▶ Page:

Echo de la mobilisation du 17 avril 2016, jour de la votation du Parlement
À propos d´un coup d´état patriarcal médiatique
Par Tica Moreno - Marche Mondiale des Femmes du Brésil
Ce processus de destitution est un coup d’État. De plus c’est un coup d’État patriarcal, et pas seulement parce que c’est une action d´un groupe d´hommes envers une femme. Le patriarcat est toujours plus complexe et dégoûtant et fonctionne de pair avec d’autres structures d´oppression.
Hier, lorsque les députés entamaient leur déclaration de vote par des formules comme “pour la (ma) famille”, on savait d’avance que leur vote serait un « oui » à ce qu´ils désignent comme une destitution, mais qui n´est qu’une partie du processus.
La famille qu´ils évoquent est celle qu´ils ont inscrite au statut de la famille et qui n´a aucun rapport avec la majorité des familles réelles. Ils parlent de familles composées d´un homme, d’une femme et d’enfants. Des familles hétéro-normatives qui transmettent leur héritage à travers les générations, qui emploient des femmes de ménage à leur service sans sécurité sociale, au noir. Des familles composées des personnes qui trouvent leur bonheur en tant qu’individus mais qui ne sont pas nécessairement heureux de revenir le soir à la même maison, la même cuisine et le même lit.

▶ Consigne:
Dans le texte sur le coup d'État patriarcal, énumérez les membres qui composent les familles dont parlent les députés. Les lignes qui viennent après ce texte proviennent d'une autre source.

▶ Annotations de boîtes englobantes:
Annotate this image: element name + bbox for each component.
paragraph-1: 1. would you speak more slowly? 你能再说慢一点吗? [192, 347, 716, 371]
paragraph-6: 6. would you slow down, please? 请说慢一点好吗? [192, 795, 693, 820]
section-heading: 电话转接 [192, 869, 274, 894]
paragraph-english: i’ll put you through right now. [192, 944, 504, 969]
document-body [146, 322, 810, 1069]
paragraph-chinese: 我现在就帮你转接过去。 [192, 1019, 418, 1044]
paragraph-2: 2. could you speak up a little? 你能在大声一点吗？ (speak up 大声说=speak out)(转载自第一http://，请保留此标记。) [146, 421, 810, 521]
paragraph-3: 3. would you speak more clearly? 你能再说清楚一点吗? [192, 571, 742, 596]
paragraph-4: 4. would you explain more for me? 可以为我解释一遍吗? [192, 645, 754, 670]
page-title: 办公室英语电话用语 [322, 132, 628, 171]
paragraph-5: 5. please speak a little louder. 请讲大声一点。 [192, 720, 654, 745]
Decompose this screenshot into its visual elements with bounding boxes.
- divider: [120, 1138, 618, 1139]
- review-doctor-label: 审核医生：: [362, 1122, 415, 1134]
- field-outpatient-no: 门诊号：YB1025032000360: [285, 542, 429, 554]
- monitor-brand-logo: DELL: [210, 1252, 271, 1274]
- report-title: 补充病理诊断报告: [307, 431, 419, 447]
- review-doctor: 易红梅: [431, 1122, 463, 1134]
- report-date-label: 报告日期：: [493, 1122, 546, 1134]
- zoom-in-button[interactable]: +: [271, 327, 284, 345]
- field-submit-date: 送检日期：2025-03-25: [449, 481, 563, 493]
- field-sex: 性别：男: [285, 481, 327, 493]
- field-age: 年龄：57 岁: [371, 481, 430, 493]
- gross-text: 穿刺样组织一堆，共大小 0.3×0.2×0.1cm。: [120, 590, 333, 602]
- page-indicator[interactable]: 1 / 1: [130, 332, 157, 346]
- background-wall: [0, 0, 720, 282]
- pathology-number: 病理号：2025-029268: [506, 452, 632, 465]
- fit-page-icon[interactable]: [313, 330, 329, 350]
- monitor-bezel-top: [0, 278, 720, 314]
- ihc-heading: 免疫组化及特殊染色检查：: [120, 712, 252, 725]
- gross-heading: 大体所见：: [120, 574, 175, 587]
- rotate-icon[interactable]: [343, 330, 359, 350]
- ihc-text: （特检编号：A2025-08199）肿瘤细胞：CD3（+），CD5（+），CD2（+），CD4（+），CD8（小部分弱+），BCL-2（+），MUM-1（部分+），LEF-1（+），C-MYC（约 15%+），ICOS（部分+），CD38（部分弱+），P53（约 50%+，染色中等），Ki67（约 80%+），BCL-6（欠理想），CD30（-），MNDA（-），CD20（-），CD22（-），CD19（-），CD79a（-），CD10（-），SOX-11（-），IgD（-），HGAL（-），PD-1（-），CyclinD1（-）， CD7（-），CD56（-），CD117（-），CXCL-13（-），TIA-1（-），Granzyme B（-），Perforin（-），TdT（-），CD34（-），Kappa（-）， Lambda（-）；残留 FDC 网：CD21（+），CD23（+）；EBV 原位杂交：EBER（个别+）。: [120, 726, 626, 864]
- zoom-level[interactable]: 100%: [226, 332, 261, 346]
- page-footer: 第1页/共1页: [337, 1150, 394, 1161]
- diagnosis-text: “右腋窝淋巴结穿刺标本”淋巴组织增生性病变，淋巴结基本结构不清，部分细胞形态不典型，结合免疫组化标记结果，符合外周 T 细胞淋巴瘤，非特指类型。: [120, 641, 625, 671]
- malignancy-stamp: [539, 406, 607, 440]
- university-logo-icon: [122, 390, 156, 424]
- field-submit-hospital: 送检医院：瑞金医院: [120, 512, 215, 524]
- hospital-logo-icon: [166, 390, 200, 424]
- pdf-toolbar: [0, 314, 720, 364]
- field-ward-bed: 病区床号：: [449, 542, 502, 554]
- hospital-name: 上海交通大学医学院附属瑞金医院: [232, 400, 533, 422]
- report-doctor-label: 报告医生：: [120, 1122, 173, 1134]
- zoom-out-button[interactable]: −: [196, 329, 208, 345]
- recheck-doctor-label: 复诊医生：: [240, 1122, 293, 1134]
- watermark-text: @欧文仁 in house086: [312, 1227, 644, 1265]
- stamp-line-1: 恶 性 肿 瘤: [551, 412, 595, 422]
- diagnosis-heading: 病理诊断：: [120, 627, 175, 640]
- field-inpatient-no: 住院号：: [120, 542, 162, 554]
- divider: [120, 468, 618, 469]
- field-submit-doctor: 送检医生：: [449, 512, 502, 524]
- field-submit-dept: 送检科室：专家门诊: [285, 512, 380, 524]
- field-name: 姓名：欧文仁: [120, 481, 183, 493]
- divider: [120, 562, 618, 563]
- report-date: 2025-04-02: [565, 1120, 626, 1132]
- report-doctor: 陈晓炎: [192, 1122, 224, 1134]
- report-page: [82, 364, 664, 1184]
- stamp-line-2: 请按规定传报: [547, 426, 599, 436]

▶ Corrigé:
Un homme, une femme et des enfants.